▶ **Requirement**
From the entries below, gather every line containing the string "index".

▶ **Listing**
□ □ □ □ □

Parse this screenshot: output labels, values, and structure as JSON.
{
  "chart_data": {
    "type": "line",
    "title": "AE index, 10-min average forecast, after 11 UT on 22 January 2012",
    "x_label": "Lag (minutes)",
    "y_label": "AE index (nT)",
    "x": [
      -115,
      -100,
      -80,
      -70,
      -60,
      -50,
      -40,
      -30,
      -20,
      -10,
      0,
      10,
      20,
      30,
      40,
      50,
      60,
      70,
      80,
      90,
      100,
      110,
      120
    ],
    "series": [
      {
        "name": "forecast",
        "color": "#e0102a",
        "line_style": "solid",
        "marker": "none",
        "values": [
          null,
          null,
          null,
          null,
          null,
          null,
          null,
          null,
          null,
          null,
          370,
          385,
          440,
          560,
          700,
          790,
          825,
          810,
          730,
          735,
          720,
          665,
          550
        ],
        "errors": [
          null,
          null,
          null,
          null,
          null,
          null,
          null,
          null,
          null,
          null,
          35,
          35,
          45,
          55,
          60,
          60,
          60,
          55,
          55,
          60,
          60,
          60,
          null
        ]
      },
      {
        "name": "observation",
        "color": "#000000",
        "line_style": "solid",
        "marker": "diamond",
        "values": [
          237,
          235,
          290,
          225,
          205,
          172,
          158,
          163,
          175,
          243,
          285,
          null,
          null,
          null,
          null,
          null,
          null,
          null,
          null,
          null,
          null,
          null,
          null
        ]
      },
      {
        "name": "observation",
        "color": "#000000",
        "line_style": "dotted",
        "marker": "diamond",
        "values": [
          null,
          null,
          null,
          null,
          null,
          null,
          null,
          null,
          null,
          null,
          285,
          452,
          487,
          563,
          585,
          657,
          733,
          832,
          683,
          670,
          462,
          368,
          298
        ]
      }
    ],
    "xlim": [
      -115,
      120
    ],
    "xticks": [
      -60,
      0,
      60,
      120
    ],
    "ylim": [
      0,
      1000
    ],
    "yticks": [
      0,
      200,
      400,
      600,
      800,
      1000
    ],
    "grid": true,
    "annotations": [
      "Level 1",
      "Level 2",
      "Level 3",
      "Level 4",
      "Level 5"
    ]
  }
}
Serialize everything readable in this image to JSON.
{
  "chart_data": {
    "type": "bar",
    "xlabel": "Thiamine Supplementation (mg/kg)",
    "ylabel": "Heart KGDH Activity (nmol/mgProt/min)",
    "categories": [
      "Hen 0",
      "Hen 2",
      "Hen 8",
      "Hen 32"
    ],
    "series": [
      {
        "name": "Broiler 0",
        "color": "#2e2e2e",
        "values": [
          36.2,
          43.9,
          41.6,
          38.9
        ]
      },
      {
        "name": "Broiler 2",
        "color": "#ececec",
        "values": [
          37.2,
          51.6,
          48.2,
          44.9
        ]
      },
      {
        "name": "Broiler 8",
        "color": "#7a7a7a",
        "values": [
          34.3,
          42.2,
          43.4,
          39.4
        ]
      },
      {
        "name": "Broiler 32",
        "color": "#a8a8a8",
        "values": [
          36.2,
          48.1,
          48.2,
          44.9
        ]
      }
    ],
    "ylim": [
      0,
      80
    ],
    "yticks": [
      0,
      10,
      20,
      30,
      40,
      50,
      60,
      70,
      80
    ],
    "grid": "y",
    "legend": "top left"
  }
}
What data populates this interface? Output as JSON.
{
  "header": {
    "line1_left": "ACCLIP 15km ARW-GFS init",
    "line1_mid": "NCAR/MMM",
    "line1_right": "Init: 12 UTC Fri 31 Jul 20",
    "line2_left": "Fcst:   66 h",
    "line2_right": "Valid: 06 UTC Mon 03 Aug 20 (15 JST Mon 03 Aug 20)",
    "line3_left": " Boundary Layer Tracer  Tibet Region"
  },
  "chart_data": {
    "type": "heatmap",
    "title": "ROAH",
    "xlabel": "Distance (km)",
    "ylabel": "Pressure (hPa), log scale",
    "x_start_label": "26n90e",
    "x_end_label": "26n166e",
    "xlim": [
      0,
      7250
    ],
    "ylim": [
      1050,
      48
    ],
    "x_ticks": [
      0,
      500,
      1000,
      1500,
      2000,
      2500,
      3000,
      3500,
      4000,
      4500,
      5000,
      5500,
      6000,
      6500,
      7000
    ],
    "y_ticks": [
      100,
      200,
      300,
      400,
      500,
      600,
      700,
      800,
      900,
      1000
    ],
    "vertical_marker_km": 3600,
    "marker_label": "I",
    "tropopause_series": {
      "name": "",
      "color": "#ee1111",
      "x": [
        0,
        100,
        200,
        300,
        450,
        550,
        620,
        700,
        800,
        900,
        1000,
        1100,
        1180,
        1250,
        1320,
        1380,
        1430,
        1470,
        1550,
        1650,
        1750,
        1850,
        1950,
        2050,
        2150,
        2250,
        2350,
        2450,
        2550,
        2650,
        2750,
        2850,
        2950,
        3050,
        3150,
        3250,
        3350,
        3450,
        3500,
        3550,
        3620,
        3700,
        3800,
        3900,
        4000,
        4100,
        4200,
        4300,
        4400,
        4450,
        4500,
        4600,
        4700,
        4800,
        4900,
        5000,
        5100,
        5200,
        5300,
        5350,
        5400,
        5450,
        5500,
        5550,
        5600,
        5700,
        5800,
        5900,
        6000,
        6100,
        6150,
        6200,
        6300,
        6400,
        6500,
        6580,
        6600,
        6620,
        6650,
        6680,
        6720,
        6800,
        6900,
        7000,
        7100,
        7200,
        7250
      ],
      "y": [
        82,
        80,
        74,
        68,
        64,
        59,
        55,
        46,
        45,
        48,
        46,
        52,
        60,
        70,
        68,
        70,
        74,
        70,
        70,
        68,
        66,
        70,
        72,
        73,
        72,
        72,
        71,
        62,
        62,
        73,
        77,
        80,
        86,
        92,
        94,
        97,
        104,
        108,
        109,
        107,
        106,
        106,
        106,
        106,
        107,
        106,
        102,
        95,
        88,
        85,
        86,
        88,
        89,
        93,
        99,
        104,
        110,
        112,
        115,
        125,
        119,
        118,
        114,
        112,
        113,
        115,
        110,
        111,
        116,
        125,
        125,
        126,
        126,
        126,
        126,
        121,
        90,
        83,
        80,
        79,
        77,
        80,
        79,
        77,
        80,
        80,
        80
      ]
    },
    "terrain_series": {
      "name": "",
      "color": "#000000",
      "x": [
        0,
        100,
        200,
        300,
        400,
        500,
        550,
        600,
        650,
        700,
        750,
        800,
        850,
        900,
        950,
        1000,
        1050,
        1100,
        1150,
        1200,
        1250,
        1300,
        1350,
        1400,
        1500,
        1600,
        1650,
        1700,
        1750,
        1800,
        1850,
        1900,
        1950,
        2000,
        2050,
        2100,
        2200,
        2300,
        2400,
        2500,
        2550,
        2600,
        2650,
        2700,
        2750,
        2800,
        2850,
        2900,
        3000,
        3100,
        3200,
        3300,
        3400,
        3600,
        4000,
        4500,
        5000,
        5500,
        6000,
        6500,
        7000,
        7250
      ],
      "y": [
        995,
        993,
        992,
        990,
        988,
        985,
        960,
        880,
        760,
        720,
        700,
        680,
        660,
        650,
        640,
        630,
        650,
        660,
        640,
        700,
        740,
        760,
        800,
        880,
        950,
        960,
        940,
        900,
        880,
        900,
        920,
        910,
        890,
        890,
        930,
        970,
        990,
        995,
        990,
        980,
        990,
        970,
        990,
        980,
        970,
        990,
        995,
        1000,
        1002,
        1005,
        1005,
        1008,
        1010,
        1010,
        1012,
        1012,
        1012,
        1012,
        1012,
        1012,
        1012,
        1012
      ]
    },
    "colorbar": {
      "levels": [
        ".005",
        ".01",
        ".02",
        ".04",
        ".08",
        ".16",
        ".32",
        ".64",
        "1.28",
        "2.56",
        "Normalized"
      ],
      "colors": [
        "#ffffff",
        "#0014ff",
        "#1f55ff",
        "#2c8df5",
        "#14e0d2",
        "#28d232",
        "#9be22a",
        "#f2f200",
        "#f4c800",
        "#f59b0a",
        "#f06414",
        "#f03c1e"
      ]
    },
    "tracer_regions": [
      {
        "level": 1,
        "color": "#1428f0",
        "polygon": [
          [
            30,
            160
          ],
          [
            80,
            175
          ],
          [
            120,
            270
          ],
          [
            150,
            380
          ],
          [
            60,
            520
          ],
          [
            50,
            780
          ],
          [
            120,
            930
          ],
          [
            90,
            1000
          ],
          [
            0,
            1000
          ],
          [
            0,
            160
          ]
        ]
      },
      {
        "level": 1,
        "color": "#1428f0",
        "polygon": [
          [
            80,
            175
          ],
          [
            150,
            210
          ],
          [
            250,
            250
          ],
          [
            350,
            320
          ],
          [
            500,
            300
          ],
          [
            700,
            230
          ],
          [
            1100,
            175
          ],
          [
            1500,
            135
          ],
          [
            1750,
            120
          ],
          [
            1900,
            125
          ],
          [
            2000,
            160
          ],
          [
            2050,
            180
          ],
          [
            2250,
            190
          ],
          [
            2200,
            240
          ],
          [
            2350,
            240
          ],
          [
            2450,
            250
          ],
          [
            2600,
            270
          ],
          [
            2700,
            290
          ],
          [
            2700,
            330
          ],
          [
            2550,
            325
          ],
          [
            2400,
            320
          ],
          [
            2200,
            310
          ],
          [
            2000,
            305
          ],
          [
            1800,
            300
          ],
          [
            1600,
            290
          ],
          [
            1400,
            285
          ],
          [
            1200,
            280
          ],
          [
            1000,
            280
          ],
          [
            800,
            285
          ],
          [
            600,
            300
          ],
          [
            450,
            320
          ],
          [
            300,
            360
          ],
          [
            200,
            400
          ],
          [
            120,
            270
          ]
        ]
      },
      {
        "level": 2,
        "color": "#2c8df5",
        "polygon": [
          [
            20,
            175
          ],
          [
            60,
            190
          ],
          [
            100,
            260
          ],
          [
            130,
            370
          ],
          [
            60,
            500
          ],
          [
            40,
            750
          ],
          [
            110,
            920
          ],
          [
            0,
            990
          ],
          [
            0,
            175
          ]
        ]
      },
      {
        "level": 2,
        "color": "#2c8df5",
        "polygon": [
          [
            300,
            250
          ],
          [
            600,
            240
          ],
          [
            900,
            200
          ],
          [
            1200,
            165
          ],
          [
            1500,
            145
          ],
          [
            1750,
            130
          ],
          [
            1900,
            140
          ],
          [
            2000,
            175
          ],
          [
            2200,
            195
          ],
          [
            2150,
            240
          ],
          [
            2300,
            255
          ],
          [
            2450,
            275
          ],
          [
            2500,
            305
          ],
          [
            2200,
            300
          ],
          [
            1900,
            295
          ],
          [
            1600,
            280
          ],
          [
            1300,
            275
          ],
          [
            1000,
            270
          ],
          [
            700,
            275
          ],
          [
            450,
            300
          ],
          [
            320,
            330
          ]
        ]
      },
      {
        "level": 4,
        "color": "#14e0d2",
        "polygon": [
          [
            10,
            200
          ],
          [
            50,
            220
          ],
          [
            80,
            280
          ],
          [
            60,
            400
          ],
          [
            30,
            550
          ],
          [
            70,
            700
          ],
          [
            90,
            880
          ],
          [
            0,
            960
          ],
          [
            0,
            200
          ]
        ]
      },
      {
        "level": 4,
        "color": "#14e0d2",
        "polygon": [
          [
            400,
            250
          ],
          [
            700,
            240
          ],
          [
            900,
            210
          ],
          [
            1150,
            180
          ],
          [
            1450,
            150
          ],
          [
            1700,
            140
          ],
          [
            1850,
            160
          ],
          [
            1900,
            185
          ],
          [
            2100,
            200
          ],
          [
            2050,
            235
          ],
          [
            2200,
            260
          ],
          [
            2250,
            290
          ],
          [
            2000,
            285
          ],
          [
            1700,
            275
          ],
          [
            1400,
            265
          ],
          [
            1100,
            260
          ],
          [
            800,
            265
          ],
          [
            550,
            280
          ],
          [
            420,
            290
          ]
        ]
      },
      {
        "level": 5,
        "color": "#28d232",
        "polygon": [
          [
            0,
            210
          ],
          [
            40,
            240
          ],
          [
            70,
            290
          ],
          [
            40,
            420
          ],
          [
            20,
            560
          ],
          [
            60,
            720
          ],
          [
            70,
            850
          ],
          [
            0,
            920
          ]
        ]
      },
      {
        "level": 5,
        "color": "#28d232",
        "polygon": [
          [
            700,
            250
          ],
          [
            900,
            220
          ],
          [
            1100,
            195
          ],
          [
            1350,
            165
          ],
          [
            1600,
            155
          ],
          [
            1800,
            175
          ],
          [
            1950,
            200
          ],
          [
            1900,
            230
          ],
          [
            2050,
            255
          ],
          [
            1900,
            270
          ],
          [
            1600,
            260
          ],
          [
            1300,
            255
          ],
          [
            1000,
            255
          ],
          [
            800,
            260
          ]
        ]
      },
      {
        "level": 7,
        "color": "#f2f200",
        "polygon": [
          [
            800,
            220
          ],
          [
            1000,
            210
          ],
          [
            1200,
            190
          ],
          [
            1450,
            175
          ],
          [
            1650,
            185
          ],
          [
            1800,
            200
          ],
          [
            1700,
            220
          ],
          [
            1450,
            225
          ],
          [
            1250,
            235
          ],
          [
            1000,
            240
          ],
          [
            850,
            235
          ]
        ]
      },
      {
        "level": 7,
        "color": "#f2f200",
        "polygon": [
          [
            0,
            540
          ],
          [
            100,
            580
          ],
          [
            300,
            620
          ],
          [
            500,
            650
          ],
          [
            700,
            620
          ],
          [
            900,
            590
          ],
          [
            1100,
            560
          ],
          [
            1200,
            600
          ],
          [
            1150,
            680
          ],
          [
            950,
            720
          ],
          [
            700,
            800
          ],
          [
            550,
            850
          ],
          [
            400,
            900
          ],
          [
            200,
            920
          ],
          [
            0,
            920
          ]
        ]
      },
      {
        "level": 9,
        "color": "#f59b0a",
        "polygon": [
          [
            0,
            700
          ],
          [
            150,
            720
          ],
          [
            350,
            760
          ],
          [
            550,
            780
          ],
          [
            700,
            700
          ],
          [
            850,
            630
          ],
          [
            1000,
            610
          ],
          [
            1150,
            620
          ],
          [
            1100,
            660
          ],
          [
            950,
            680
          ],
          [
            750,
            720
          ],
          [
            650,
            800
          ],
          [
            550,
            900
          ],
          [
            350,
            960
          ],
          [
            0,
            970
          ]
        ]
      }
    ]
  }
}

□ □ □ □ □

▶ **Solution to this problem**
    "title": "AE index, 10-min average forecast, after 11 UT on 22 January 2012",
    "y_label": "AE index (nT)",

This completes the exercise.